▶ **The data**:
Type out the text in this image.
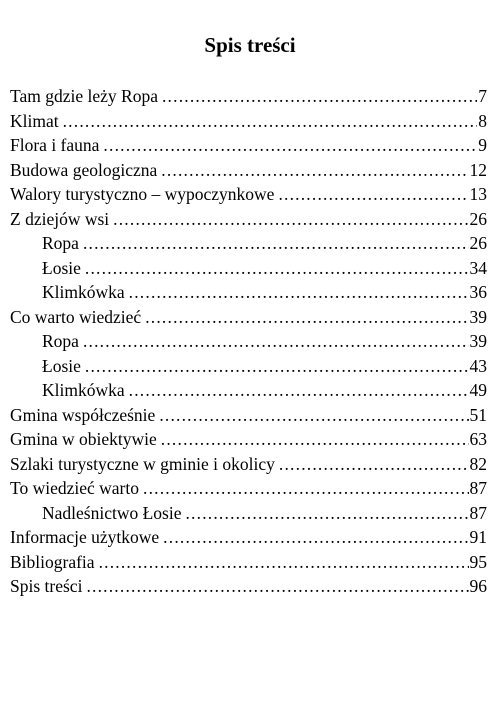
Spis treści
Tam gdzie leży Ropa .....	7
Klimat .....	8
Flora i fauna .....	9
Budowa geologiczna .....	12
Walory turystyczno – wypoczynkowe .....	13
Z dziejów wsi .....	26
Ropa .....	26
Łosie .....	34
Klimkówka .....	36
Co warto wiedzieć .....	39
Ropa .....	39
Łosie .....	43
Klimkówka .....	49
Gmina współcześnie .....	51
Gmina w obiektywie .....	63
Szlaki turystyczne w gminie i okolicy .....	82
To wiedzieć warto .....	87
Nadleśnictwo Łosie .....	87
Informacje użytkowe .....	91
Bibliografia .....	95
Spis treści .....	96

▶ **Requirement**:
Quote all the lines above exactly as given. Do not include the pictures.

▶ **Response below**:
Type out the text in this image.
Spis treści
Tam gdzie leży Ropa .....	7
Klimat .....	8
Flora i fauna .....	9
Budowa geologiczna .....	12
Walory turystyczno – wypoczynkowe .....	13
Z dziejów wsi .....	26
Ropa .....	26
Łosie .....	34
Klimkówka .....	36
Co warto wiedzieć .....	39
Ropa .....	39
Łosie .....	43
Klimkówka .....	49
Gmina współcześnie .....	51
Gmina w obiektywie .....	63
Szlaki turystyczne w gminie i okolicy .....	82
To wiedzieć warto .....	87
Nadleśnictwo Łosie .....	87
Informacje użytkowe .....	91
Bibliografia .....	95
Spis treści .....	96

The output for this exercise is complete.